**Objective**:
It is required that all of the data be written out exactly.

**Rows**:
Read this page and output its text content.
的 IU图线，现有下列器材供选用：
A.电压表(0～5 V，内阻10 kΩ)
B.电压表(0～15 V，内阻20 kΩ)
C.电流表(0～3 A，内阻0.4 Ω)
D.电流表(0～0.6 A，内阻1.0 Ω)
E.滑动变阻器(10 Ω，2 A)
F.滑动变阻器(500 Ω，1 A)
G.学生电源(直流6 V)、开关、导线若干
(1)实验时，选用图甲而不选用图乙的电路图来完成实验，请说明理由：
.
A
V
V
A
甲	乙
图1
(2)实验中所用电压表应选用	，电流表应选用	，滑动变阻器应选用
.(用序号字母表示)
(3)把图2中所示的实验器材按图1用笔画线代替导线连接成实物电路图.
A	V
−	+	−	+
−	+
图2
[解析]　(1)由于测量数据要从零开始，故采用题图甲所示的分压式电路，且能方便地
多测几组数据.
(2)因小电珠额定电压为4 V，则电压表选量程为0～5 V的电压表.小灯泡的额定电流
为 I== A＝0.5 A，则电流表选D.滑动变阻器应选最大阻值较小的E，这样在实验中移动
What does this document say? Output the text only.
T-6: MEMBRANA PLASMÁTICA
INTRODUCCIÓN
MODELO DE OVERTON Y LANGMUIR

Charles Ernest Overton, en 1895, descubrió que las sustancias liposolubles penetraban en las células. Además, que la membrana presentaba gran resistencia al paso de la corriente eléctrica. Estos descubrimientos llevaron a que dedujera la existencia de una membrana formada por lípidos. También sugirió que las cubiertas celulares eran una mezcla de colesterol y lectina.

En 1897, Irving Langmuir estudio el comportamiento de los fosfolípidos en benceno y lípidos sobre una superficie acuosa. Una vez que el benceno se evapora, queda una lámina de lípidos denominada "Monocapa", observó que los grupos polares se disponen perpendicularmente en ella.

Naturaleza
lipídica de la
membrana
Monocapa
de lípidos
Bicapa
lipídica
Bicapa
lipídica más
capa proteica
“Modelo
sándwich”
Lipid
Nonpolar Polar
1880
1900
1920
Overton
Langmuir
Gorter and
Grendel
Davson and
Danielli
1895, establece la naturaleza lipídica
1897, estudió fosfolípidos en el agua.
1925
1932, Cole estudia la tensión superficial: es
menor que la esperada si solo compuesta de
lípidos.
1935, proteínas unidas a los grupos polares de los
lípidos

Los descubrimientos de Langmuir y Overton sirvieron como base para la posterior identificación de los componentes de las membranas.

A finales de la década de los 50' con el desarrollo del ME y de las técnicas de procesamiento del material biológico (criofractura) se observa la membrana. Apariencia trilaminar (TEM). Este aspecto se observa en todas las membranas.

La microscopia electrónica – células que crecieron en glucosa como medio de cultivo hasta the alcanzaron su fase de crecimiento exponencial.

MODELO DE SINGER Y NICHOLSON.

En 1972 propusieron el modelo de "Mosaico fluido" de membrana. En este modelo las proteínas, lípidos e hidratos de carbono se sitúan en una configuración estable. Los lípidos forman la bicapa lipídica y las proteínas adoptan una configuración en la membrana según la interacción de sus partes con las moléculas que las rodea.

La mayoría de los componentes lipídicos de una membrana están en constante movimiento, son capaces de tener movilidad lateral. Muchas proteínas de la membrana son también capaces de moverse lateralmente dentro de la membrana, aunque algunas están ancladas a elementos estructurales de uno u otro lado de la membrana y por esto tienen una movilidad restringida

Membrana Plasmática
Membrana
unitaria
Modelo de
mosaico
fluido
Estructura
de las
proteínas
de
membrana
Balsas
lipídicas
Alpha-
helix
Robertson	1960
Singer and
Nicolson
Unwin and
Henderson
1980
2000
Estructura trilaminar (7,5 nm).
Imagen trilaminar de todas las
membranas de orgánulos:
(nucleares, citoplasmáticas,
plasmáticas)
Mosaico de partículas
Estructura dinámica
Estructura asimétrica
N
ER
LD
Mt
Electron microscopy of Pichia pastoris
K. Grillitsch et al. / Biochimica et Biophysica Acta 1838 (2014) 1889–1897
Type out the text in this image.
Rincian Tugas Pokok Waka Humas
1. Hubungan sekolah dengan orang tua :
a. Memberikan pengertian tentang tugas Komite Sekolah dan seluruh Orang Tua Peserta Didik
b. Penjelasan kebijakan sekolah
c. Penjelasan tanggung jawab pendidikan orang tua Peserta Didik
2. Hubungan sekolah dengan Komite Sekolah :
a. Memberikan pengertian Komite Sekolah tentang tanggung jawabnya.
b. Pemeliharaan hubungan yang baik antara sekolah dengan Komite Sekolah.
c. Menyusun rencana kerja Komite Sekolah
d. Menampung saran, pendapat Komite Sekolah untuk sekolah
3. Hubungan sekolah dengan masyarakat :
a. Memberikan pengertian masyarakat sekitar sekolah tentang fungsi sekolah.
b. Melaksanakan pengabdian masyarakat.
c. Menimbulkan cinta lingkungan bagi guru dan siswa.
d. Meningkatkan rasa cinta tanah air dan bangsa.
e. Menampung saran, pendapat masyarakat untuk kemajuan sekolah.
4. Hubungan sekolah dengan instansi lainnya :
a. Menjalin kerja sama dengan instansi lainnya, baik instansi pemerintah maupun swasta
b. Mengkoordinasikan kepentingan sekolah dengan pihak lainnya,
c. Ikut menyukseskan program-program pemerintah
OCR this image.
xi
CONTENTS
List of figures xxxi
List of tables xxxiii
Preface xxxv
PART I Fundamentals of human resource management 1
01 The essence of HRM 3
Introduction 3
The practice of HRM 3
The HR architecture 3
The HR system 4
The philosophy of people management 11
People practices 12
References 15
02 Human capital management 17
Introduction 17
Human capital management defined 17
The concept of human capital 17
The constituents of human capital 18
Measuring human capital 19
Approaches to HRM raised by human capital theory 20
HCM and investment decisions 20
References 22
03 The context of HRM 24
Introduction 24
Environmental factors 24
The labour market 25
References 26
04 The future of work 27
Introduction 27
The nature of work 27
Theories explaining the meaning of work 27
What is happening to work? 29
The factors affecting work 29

**Correct response**:
Read this page and output its text content.
的 IU图线，现有下列器材供选用：
A.电压表(0～5 V，内阻10 kΩ)
B.电压表(0～15 V，内阻20 kΩ)
C.电流表(0～3 A，内阻0.4 Ω)
D.电流表(0～0.6 A，内阻1.0 Ω)
E.滑动变阻器(10 Ω，2 A)
F.滑动变阻器(500 Ω，1 A)
G.学生电源(直流6 V)、开关、导线若干
(1)实验时，选用图甲而不选用图乙的电路图来完成实验，请说明理由：
.
A
V
V
A
甲	乙
图1
(2)实验中所用电压表应选用	，电流表应选用	，滑动变阻器应选用
.(用序号字母表示)
(3)把图2中所示的实验器材按图1用笔画线代替导线连接成实物电路图.
A	V
−	+	−	+
−	+
图2
[解析]　(1)由于测量数据要从零开始，故采用题图甲所示的分压式电路，且能方便地
多测几组数据.
(2)因小电珠额定电压为4 V，则电压表选量程为0～5 V的电压表.小灯泡的额定电流
为 I== A＝0.5 A，则电流表选D.滑动变阻器应选最大阻值较小的E，这样在实验中移动
What does this document say? Output the text only.
T-6: MEMBRANA PLASMÁTICA
INTRODUCCIÓN
MODELO DE OVERTON Y LANGMUIR

Charles Ernest Overton, en 1895, descubrió que las sustancias liposolubles penetraban en las células. Además, que la membrana presentaba gran resistencia al paso de la corriente eléctrica. Estos descubrimientos llevaron a que dedujera la existencia de una membrana formada por lípidos. También sugirió que las cubiertas celulares eran una mezcla de colesterol y lectina.

En 1897, Irving Langmuir estudio el comportamiento de los fosfolípidos en benceno y lípidos sobre una superficie acuosa. Una vez que el benceno se evapora, queda una lámina de lípidos denominada "Monocapa", observó que los grupos polares se disponen perpendicularmente en ella.

Naturaleza
lipídica de la
membrana
Monocapa
de lípidos
Bicapa
lipídica
Bicapa
lipídica más
capa proteica
“Modelo
sándwich”
Lipid
Nonpolar Polar
1880
1900
1920
Overton
Langmuir
Gorter and
Grendel
Davson and
Danielli
1895, establece la naturaleza lipídica
1897, estudió fosfolípidos en el agua.
1925
1932, Cole estudia la tensión superficial: es
menor que la esperada si solo compuesta de
lípidos.
1935, proteínas unidas a los grupos polares de los
lípidos

Los descubrimientos de Langmuir y Overton sirvieron como base para la posterior identificación de los componentes de las membranas.

A finales de la década de los 50' con el desarrollo del ME y de las técnicas de procesamiento del material biológico (criofractura) se observa la membrana. Apariencia trilaminar (TEM). Este aspecto se observa en todas las membranas.

La microscopia electrónica – células que crecieron en glucosa como medio de cultivo hasta the alcanzaron su fase de crecimiento exponencial.

MODELO DE SINGER Y NICHOLSON.

En 1972 propusieron el modelo de "Mosaico fluido" de membrana. En este modelo las proteínas, lípidos e hidratos de carbono se sitúan en una configuración estable. Los lípidos forman la bicapa lipídica y las proteínas adoptan una configuración en la membrana según la interacción de sus partes con las moléculas que las rodea.

La mayoría de los componentes lipídicos de una membrana están en constante movimiento, son capaces de tener movilidad lateral. Muchas proteínas de la membrana son también capaces de moverse lateralmente dentro de la membrana, aunque algunas están ancladas a elementos estructurales de uno u otro lado de la membrana y por esto tienen una movilidad restringida

Membrana Plasmática
Membrana
unitaria
Modelo de
mosaico
fluido
Estructura
de las
proteínas
de
membrana
Balsas
lipídicas
Alpha-
helix
Robertson	1960
Singer and
Nicolson
Unwin and
Henderson
1980
2000
Estructura trilaminar (7,5 nm).
Imagen trilaminar de todas las
membranas de orgánulos:
(nucleares, citoplasmáticas,
plasmáticas)
Mosaico de partículas
Estructura dinámica
Estructura asimétrica
N
ER
LD
Mt
Electron microscopy of Pichia pastoris
K. Grillitsch et al. / Biochimica et Biophysica Acta 1838 (2014) 1889–1897
Type out the text in this image.
Rincian Tugas Pokok Waka Humas
1. Hubungan sekolah dengan orang tua :
a. Memberikan pengertian tentang tugas Komite Sekolah dan seluruh Orang Tua Peserta Didik
b. Penjelasan kebijakan sekolah
c. Penjelasan tanggung jawab pendidikan orang tua Peserta Didik
2. Hubungan sekolah dengan Komite Sekolah :
a. Memberikan pengertian Komite Sekolah tentang tanggung jawabnya.
b. Pemeliharaan hubungan yang baik antara sekolah dengan Komite Sekolah.
c. Menyusun rencana kerja Komite Sekolah
d. Menampung saran, pendapat Komite Sekolah untuk sekolah
3. Hubungan sekolah dengan masyarakat :
a. Memberikan pengertian masyarakat sekitar sekolah tentang fungsi sekolah.
b. Melaksanakan pengabdian masyarakat.
c. Menimbulkan cinta lingkungan bagi guru dan siswa.
d. Meningkatkan rasa cinta tanah air dan bangsa.
e. Menampung saran, pendapat masyarakat untuk kemajuan sekolah.
4. Hubungan sekolah dengan instansi lainnya :
a. Menjalin kerja sama dengan instansi lainnya, baik instansi pemerintah maupun swasta
b. Mengkoordinasikan kepentingan sekolah dengan pihak lainnya,
c. Ikut menyukseskan program-program pemerintah
OCR this image.
xi
CONTENTS
List of figures xxxi
List of tables xxxiii
Preface xxxv
PART I Fundamentals of human resource management 1
01 The essence of HRM 3
Introduction 3
The practice of HRM 3
The HR architecture 3
The HR system 4
The philosophy of people management 11
People practices 12
References 15
02 Human capital management 17
Introduction 17
Human capital management defined 17
The concept of human capital 17
The constituents of human capital 18
Measuring human capital 19
Approaches to HRM raised by human capital theory 20
HCM and investment decisions 20
References 22
03 The context of HRM 24
Introduction 24
Environmental factors 24
The labour market 25
References 26
04 The future of work 27
Introduction 27
The nature of work 27
Theories explaining the meaning of work 27
What is happening to work? 29
The factors affecting work 29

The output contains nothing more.